• **TEXTAUSZUG**:

⟨

Haftung und Versicherung im Facility Managment

PrintMailRate-it

​veröffentlicht am 06. Mai 2013

 

Hand aufs Herz… wer redet schon gerne und freiwillig über Haftung? Auftraggeber wie FM-Unternehmer freuen sich über die trockene Unterschrift unterhalb eines neuen FM-Vertrages, ggf. hat der FM-Unternehmer seinem Auftraggeber sogar wie gefordert das Bestehen einer Haftpflicht-Versicherung nachgewiesen und jeder der Beteiligten glaubt sich in Rechtssicherheit.

⟩

• **AUFGABEN**:
A - Welche verschiedenen Wörter mit Bindestrich stehen im Absatz, der mit „Hand aufs Herz“ anfängt? Nenne jedes nur einmal.
B - Schreib aus dem Text über Haftung und Versicherung das Stück ab „Haftung und Versicherung“ bis einschließlich „sich in Rechtssicherheit.“ noch einmal ab und ersetze dabei „Auftraggeber“ überall durch „Eigentümer“.
Alles Nötige steht im Text, andere Quellen braucht es nicht.

• **BEREITGESTELLTES MATERIAL**:

⟨

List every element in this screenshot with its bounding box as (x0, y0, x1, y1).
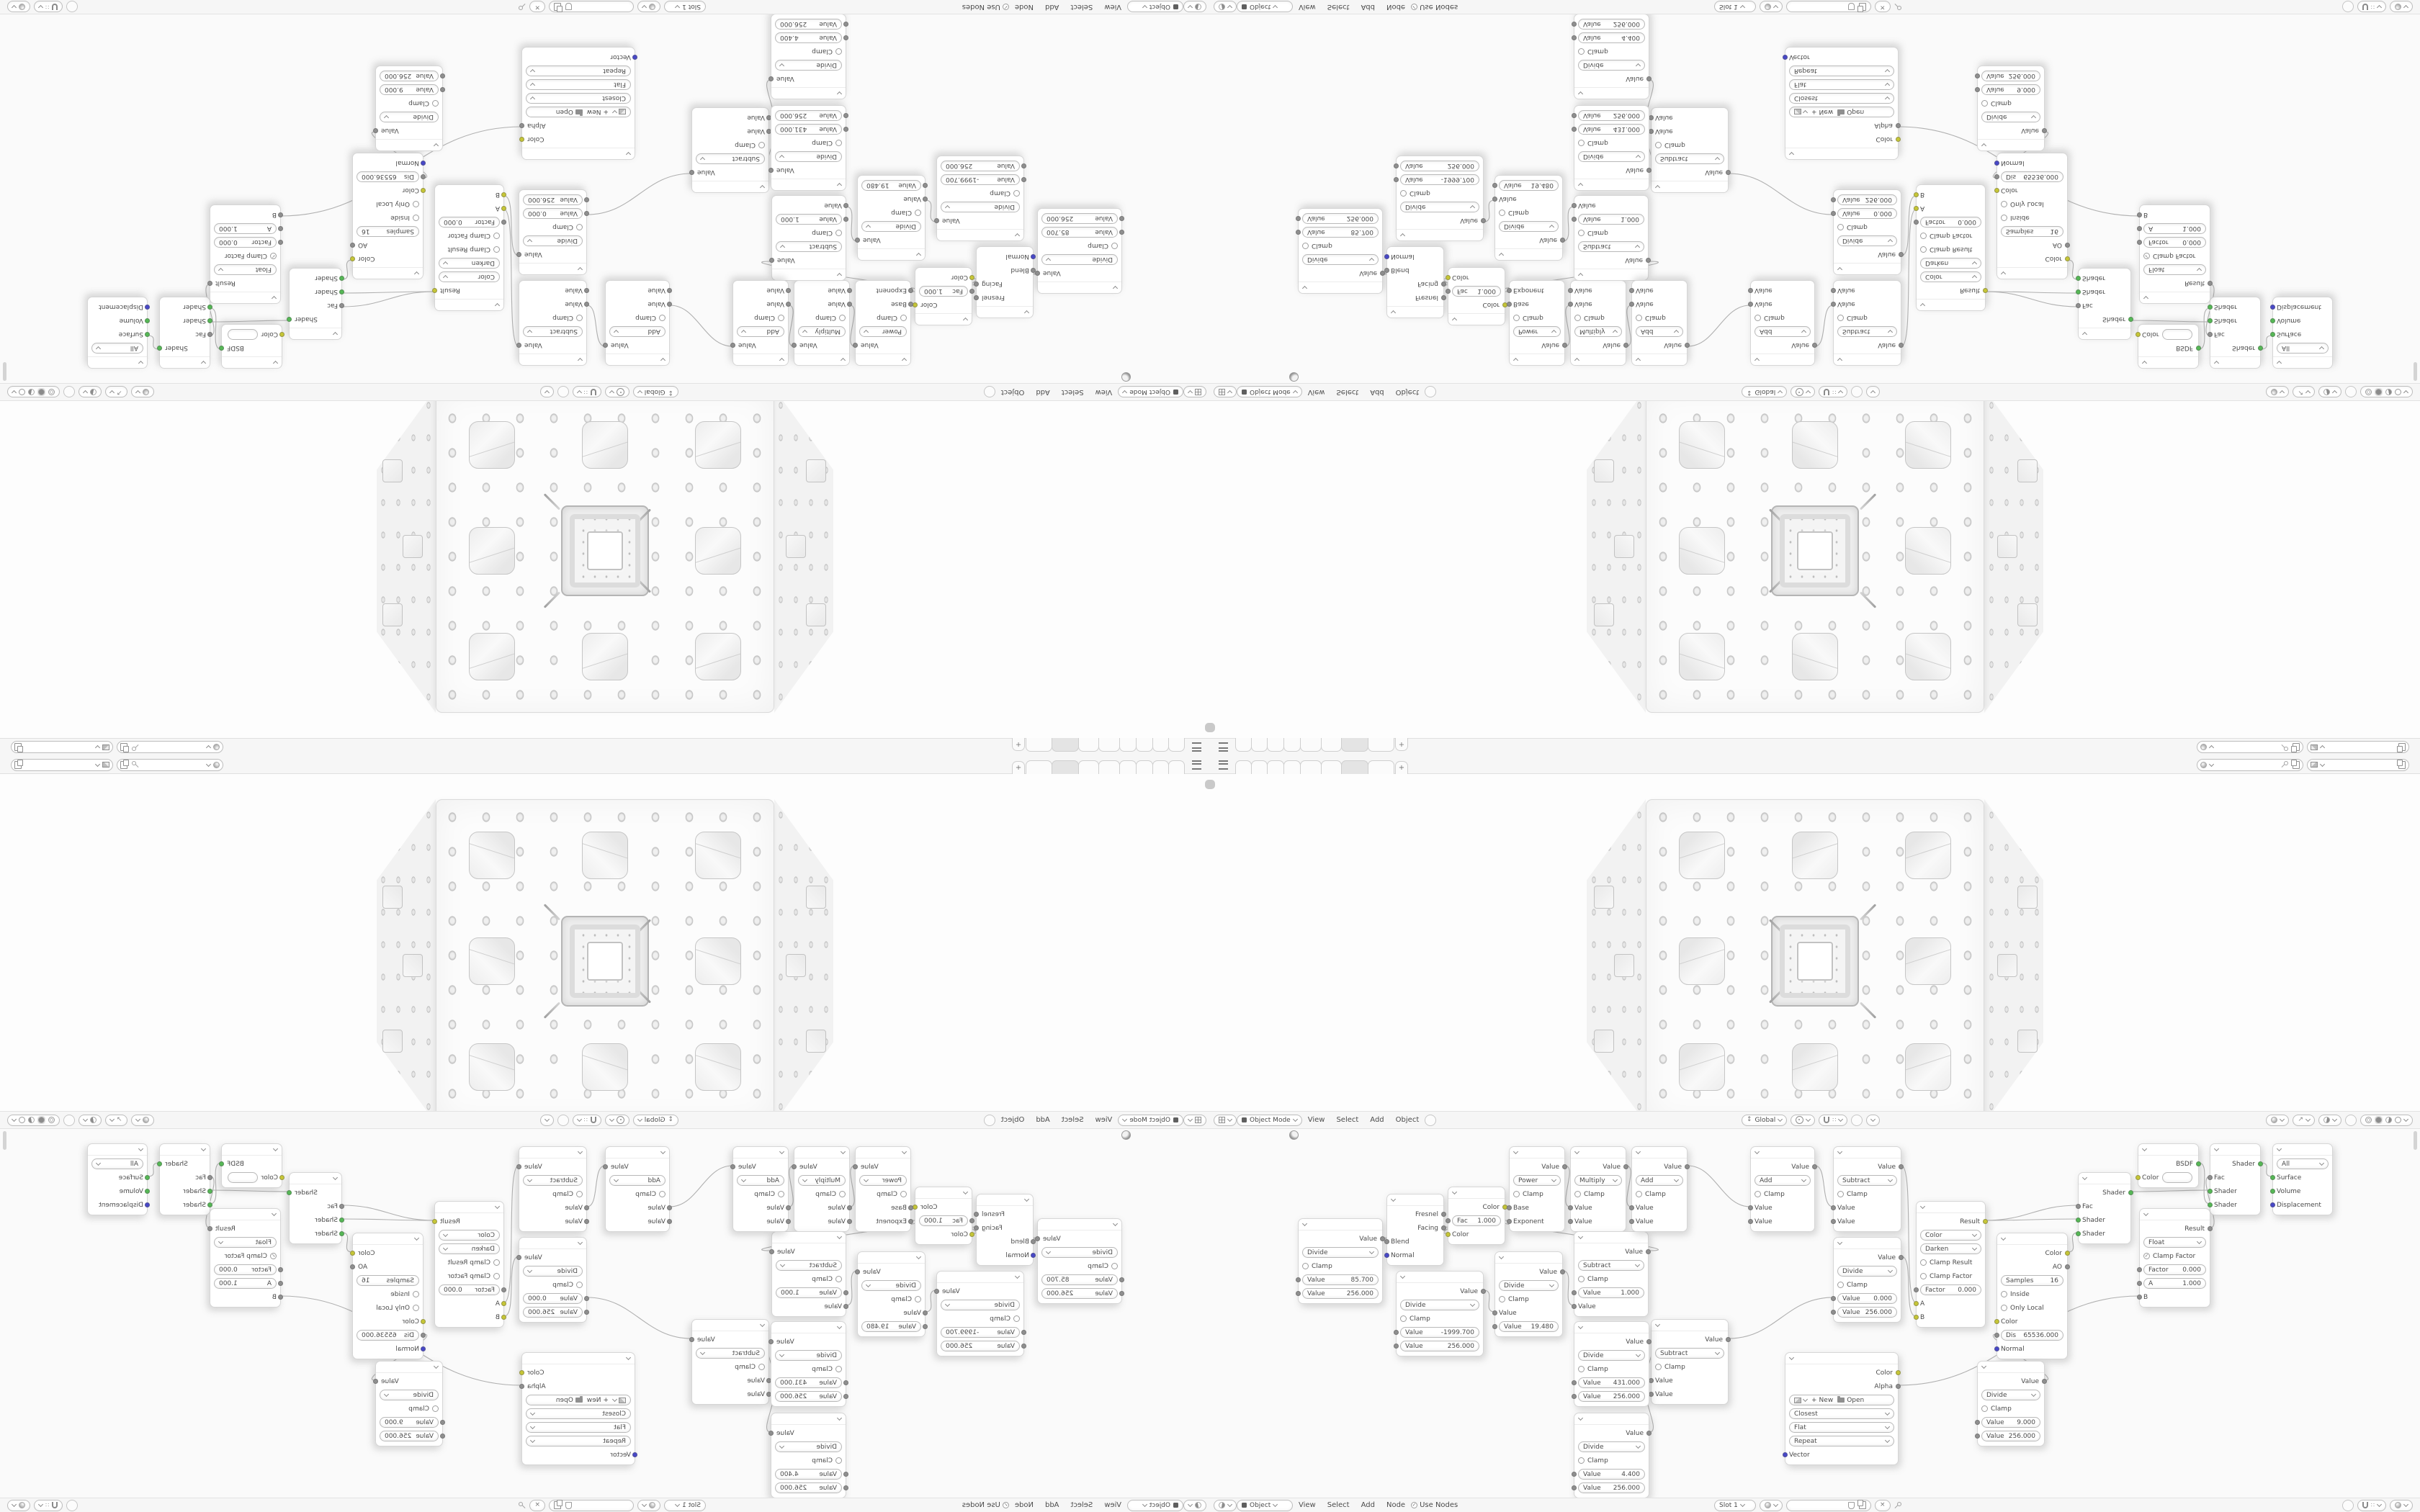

⟩

• **VOLLSTÄNDIGE LÖSUNGEN**:
A - FM-Unternehmer, FM-Vertrages, Haftpflicht-Versicherung

B -
Haftung und Versicherung im Facility Managment

PrintMailRate-it

​veröffentlicht am 06. Mai 2013

 

Hand aufs Herz… wer redet schon gerne und freiwillig über Haftung? Eigentümer wie FM-Unternehmer freuen sich über die trockene Unterschrift unterhalb eines neuen FM-Vertrages, ggf. hat der FM-Unternehmer seinem Eigentümer sogar wie gefordert das Bestehen einer Haftpflicht-Versicherung nachgewiesen und jeder der Beteiligten glaubt sich in Rechtssicherheit.